[Stored records]
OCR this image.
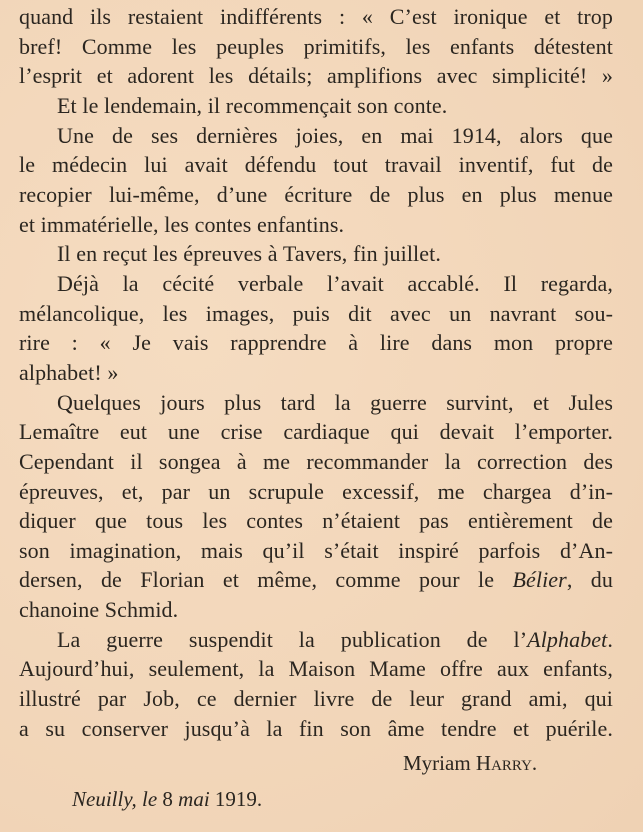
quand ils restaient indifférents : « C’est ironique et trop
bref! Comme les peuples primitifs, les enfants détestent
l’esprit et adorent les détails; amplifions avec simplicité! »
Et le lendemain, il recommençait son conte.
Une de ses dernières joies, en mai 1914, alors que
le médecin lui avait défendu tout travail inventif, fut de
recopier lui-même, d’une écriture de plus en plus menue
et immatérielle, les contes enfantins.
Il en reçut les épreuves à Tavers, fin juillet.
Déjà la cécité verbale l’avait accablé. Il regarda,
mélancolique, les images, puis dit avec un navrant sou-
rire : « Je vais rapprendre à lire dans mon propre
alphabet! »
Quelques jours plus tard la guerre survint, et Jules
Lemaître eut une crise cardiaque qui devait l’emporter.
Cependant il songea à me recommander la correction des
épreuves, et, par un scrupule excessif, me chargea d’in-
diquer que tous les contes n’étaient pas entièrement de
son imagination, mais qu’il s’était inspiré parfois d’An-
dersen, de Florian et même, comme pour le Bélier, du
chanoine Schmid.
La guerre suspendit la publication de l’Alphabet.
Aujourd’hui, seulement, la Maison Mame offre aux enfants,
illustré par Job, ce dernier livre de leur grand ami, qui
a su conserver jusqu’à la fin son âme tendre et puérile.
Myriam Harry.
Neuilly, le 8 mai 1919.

...

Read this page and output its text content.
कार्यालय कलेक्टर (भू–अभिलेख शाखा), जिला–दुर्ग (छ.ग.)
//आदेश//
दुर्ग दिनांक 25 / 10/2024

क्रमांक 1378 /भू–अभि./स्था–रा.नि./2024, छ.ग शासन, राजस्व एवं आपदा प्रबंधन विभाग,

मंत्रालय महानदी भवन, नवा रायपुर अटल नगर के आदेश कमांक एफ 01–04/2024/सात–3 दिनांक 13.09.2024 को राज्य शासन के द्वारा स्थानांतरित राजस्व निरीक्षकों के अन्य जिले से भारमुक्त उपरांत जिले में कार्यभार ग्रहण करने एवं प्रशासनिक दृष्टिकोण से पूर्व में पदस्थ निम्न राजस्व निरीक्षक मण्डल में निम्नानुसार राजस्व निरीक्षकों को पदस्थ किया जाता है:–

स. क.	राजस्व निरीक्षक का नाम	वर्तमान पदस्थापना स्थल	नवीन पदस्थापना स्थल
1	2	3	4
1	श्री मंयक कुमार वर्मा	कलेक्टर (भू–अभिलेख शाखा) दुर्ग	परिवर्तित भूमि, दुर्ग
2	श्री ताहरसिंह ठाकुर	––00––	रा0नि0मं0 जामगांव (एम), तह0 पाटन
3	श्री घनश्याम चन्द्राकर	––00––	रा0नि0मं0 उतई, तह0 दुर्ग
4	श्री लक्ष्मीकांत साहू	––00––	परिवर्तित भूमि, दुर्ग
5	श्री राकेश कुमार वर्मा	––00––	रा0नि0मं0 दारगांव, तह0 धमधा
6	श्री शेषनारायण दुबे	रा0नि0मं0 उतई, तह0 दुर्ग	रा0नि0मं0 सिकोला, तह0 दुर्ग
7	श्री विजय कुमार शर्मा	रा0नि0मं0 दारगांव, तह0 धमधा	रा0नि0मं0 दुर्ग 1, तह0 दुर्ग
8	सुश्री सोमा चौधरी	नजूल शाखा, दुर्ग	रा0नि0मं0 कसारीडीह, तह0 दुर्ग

==

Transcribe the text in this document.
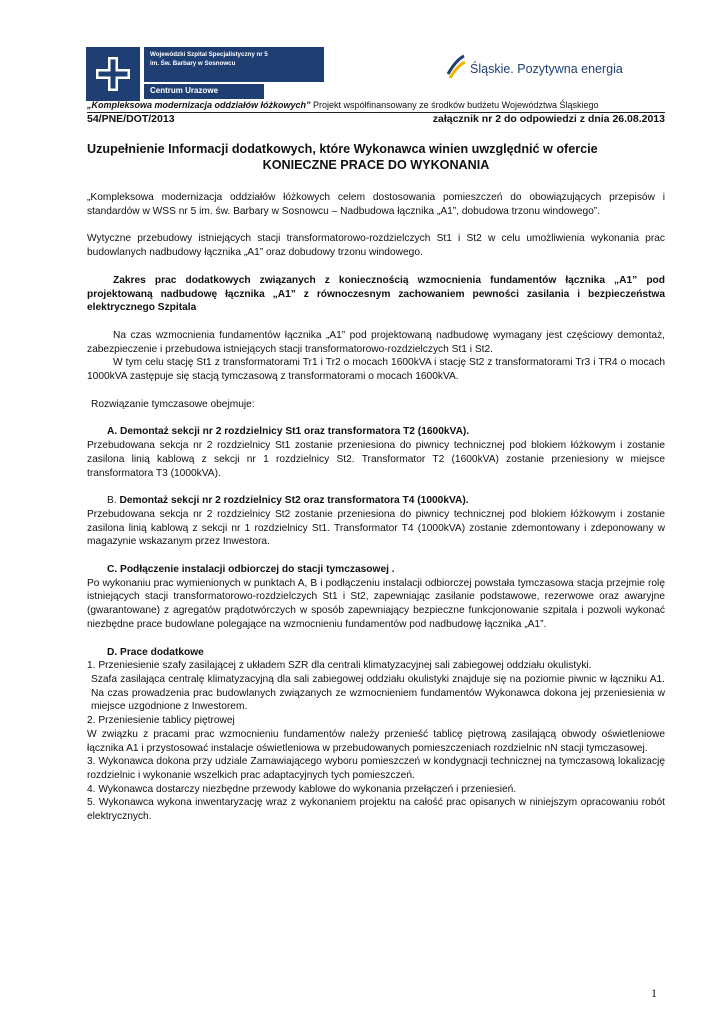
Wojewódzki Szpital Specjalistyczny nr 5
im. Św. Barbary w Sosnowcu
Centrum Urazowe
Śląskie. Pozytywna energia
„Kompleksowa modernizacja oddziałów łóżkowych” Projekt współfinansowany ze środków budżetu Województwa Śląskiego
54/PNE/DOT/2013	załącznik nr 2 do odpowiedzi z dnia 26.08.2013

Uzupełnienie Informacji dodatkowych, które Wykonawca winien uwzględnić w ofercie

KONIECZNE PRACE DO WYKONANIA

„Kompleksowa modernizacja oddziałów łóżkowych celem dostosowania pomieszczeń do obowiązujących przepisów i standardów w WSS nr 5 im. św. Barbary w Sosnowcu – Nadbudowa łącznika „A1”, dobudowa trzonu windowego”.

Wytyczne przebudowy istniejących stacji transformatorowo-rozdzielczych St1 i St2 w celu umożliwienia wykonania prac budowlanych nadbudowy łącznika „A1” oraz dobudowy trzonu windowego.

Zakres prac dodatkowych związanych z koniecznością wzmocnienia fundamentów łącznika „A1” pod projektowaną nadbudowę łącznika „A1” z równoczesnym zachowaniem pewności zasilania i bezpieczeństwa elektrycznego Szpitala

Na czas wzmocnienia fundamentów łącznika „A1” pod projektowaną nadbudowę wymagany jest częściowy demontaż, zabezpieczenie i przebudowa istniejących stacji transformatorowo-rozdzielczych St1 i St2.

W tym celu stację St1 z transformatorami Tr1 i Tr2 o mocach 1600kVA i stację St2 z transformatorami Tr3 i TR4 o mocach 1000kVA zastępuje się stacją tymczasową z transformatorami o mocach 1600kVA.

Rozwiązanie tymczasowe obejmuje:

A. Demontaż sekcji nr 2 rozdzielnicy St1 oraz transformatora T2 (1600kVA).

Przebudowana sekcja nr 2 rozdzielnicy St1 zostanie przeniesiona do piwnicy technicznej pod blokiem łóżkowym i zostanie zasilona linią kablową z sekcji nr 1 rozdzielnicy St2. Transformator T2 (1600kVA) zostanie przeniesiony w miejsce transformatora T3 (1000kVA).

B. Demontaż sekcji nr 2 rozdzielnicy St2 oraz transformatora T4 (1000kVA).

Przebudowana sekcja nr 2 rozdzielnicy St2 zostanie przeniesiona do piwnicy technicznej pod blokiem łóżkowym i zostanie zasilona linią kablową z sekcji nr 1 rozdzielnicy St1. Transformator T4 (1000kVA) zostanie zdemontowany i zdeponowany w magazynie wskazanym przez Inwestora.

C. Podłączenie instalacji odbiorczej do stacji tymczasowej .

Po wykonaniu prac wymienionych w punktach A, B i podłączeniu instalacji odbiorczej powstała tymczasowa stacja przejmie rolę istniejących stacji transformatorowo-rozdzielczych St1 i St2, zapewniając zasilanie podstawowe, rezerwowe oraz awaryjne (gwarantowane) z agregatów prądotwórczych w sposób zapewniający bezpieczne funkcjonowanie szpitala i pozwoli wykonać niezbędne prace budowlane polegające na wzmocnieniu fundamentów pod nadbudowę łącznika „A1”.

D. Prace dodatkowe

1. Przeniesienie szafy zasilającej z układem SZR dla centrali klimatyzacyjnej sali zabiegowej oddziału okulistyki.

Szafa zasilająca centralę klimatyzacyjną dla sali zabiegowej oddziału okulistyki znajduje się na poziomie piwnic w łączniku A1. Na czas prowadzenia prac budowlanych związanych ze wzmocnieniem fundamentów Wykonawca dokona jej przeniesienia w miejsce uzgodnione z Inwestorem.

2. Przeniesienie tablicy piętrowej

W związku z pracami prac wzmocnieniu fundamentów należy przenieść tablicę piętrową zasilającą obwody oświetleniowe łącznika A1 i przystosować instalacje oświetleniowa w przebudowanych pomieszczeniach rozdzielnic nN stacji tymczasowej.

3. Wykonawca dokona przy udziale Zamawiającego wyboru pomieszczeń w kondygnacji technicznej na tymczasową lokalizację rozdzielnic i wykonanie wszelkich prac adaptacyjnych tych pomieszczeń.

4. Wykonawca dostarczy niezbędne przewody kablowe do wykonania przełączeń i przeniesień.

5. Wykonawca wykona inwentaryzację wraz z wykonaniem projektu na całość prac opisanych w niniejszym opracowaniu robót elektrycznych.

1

Exercise requirements
Across the records, how many lines contain "oraz"? Only the number should be given.

Response
4